THE PROBLEM:
From the records below, copy every line that contains the word "more".

────────────────────────────────────────

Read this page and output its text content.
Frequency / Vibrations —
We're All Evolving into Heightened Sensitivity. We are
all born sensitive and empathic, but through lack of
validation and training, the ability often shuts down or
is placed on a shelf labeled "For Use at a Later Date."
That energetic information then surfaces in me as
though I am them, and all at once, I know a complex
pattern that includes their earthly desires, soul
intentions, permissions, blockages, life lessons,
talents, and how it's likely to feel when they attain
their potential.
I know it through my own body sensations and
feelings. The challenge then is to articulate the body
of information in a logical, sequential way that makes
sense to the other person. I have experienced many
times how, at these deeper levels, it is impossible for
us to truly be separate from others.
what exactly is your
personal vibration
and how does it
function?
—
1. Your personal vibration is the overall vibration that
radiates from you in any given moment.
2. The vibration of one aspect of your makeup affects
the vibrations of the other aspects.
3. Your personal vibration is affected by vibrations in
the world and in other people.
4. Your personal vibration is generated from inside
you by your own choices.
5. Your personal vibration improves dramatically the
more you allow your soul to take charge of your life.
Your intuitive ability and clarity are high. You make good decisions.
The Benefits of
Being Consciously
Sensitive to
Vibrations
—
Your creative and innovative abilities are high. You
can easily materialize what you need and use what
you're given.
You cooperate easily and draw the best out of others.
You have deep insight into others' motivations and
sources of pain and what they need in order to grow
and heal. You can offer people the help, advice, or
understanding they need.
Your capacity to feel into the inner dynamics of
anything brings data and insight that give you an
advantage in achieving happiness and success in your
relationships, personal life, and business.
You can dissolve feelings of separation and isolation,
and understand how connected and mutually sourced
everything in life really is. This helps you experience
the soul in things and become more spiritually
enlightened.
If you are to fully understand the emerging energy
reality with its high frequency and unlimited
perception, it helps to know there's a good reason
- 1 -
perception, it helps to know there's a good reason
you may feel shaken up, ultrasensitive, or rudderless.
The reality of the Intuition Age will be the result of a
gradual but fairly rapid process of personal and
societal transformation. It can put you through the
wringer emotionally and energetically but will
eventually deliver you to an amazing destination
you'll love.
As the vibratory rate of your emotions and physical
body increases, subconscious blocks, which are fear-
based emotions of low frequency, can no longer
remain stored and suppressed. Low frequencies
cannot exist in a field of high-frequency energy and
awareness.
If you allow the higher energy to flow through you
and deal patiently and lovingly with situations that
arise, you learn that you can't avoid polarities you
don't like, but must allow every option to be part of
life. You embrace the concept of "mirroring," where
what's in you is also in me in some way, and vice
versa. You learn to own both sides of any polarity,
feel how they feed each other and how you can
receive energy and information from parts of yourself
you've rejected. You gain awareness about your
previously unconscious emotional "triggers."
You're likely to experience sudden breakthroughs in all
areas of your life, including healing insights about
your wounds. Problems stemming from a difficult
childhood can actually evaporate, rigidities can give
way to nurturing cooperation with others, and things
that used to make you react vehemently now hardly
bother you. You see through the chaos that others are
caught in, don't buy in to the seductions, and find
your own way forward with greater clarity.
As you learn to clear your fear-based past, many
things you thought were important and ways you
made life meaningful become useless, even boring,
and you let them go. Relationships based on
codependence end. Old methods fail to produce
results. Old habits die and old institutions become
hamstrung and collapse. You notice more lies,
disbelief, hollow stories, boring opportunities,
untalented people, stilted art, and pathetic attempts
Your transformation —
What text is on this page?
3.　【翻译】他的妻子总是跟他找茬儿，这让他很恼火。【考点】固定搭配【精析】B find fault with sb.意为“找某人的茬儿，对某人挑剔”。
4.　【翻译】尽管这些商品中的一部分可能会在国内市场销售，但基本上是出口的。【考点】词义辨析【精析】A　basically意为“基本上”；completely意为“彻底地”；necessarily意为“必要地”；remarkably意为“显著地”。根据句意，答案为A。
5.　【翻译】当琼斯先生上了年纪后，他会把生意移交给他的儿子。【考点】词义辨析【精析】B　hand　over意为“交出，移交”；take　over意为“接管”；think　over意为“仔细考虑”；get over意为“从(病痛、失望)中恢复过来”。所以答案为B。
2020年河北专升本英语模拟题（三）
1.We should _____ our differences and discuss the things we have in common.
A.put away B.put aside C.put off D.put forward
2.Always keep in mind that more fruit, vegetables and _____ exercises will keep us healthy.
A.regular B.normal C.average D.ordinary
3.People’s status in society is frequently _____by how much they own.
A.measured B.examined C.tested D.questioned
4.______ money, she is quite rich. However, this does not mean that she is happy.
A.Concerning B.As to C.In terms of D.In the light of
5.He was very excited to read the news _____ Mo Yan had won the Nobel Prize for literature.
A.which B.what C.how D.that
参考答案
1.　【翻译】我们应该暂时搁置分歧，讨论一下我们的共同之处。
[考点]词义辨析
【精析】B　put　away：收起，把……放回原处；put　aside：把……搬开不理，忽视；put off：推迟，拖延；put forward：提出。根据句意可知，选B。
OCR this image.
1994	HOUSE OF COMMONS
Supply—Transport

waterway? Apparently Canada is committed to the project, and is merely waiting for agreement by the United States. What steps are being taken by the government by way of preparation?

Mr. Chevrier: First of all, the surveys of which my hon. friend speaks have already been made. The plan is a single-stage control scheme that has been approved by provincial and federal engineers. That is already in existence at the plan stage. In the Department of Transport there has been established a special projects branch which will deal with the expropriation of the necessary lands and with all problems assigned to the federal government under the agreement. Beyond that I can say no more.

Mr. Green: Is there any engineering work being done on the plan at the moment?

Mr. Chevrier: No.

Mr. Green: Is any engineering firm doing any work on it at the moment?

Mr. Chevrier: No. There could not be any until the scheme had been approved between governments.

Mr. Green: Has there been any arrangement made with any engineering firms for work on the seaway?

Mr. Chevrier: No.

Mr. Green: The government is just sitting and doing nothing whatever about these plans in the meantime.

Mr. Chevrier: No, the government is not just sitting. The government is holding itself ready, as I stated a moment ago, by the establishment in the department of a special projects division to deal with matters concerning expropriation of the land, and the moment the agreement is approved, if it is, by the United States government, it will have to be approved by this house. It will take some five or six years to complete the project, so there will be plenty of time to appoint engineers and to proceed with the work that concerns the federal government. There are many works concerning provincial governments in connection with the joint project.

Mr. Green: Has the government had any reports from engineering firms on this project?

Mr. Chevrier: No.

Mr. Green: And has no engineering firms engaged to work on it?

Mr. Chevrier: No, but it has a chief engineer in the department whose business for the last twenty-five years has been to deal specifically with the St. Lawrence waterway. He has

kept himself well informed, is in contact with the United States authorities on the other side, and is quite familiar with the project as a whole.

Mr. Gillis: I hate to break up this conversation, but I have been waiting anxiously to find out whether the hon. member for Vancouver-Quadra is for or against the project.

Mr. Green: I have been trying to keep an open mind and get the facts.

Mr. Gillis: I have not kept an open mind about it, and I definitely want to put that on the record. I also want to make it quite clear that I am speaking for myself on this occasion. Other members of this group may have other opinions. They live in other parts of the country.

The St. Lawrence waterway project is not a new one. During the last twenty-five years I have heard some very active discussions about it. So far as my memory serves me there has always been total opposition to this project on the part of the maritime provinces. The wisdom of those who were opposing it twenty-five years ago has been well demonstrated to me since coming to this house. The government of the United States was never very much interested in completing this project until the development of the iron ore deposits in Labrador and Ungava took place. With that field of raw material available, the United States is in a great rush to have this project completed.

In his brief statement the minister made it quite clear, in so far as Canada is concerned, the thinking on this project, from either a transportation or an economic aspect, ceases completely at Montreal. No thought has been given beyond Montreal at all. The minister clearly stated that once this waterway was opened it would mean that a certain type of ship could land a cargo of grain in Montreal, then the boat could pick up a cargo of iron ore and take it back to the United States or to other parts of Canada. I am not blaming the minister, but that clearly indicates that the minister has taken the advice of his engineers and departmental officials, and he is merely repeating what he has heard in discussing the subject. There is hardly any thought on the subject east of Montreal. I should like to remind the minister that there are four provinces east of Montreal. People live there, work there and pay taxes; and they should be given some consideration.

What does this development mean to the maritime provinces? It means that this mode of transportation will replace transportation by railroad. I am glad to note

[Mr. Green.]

────────────────────────────────────────

COMPLETE OUTPUT:
more you allow your soul to take charge of your life.
the soul in things and become more spiritually
hamstrung and collapse. You notice more lies,
2.Always keep in mind that more fruit, vegetables and _____ exercises will keep us healthy.
Mr. Chevrier: First of all, the surveys of which my hon. friend speaks have already been made. The plan is a single-stage control scheme that has been approved by provincial and federal engineers. That is already in existence at the plan stage. In the Department of Transport there has been established a special projects branch which will deal with the expropriation of the necessary lands and with all problems assigned to the federal government under the agreement. Beyond that I can say no more.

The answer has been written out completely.